Written exercise: Which lines in the material below contain the word "title"? Copy each of them.

(Records excerpted from a collection)
[START]

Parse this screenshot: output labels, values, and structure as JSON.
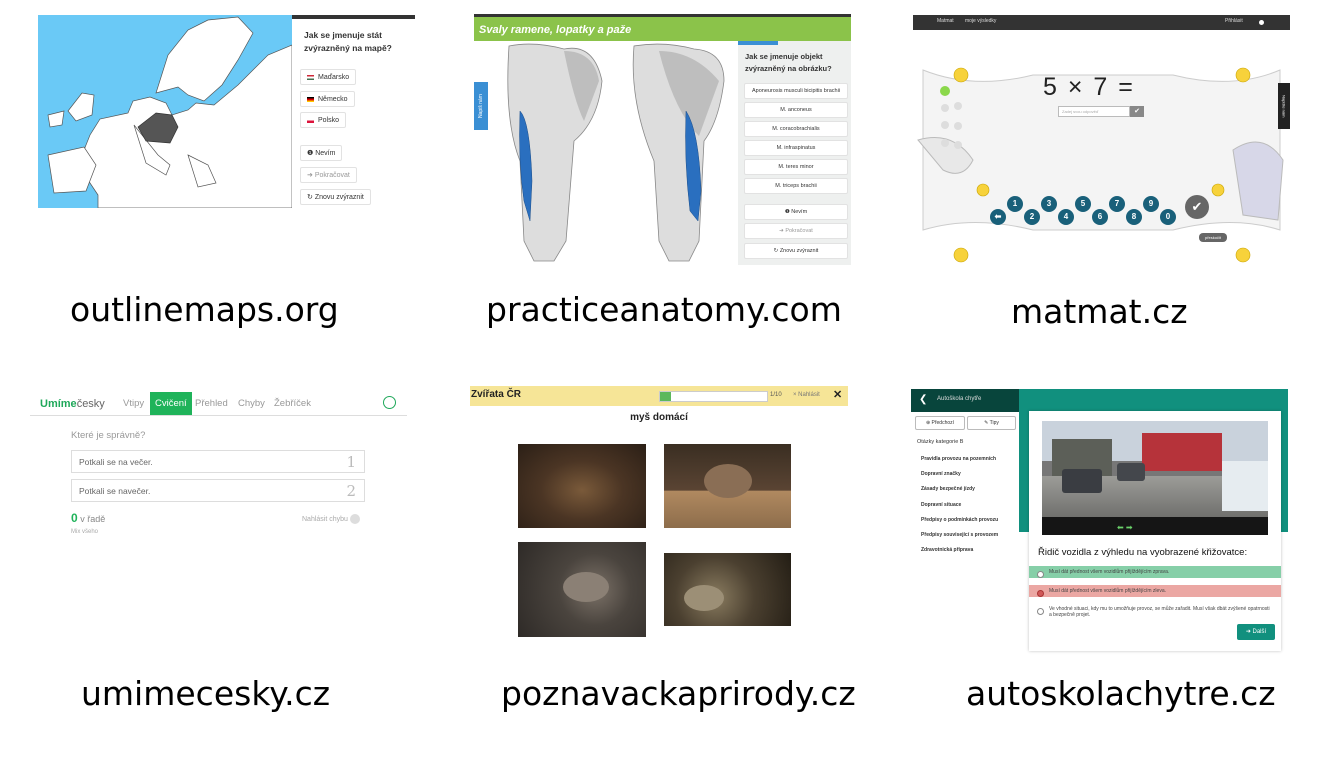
{
  "colors": {
    "map_sea": "#6ac9f6",
    "anatomy_green": "#8bc34a",
    "umime_green": "#1fb35a",
    "poznavacka_yellow": "#f6e597",
    "autoskola_teal": "#11907e"
  },
  "captions": {
    "outlinemaps": "outlinemaps.org",
    "practiceanatomy": "practiceanatomy.com",
    "matmat": "matmat.cz",
    "umimecesky": "umimecesky.cz",
    "poznavackaprirody": "poznavackaprirody.cz",
    "autoskolachytre": "autoskolachytre.cz"
  },
  "outlinemaps": {
    "question": "Jak se jmenuje stát zvýrazněný na mapě?",
    "options": [
      "Maďarsko",
      "Německo",
      "Polsko"
    ],
    "dont_know": "Nevím",
    "continue": "Pokračovat",
    "rehighlight": "Znovu zvýraznit"
  },
  "practiceanatomy": {
    "title": "Svaly ramene, lopatky a paže",
    "feedback": "Napiš nám",
    "question": "Jak se jmenuje objekt zvýrazněný na obrázku?",
    "options": [
      "Aponeurosis musculi bicipitis brachii",
      "M. anconeus",
      "M. coracobrachialis",
      "M. infraspinatus",
      "M. teres minor",
      "M. triceps brachii"
    ],
    "dont_know": "Nevím",
    "continue": "Pokračovat",
    "rehighlight": "Znovu zvýraznit"
  },
  "matmat": {
    "nav": [
      "Matmat",
      "moje výsledky"
    ],
    "user": "Přihlásit",
    "expression": "5 × 7  =",
    "input_placeholder": "Zadej svou odpověď",
    "ok": "✔",
    "keys": [
      "1",
      "2",
      "3",
      "4",
      "5",
      "6",
      "7",
      "8",
      "9",
      "0"
    ],
    "skip": "přeskočit",
    "feedback": "Napište nám"
  },
  "umimecesky": {
    "logo_a": "Umíme",
    "logo_b": "česky",
    "tabs": [
      "Vtipy",
      "Cvičení",
      "Přehled",
      "Chyby",
      "Žebříček"
    ],
    "active_tab": "Cvičení",
    "question": "Které je správně?",
    "answers": [
      {
        "text": "Potkali se na večer.",
        "num": "1"
      },
      {
        "text": "Potkali se navečer.",
        "num": "2"
      }
    ],
    "streak_count": "0",
    "streak_label": "v řadě",
    "mix": "Mix všeho",
    "report": "Nahlásit chybu"
  },
  "poznavackaprirody": {
    "title": "Zvířata ČR",
    "progress": 0.1,
    "count": "1/10",
    "report": "× Nahlásit",
    "close": "✕",
    "word": "myš domácí"
  },
  "autoskolachytre": {
    "header": "Autoškola chytře",
    "btn_back": "Předchozí",
    "btn_tip": "Tipy",
    "category": "Otázky kategorie B",
    "items": [
      "Pravidla provozu na pozemních",
      "Dopravní značky",
      "Zásady bezpečné jízdy",
      "Dopravní situace",
      "Předpisy o podmínkách provozu",
      "Předpisy související s provozem",
      "Zdravotnická příprava"
    ],
    "question": "Řidič vozidla z výhledu na vyobrazené křižovatce:",
    "answers": [
      "Musí dát přednost všem vozidlům přijíždějícím zprava.",
      "Musí dát přednost všem vozidlům přijíždějícím zleva.",
      "Ve vhodné situaci, kdy mu to umožňuje provoz, se může zařadit. Musí však dbát zvýšené opatrnosti a bezpečně projet."
    ],
    "next": "Další"
  }
}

[END]

Answer for the task:
    "title": "Svaly ramene, lopatky a paže",
    "title": "Zvířata ČR",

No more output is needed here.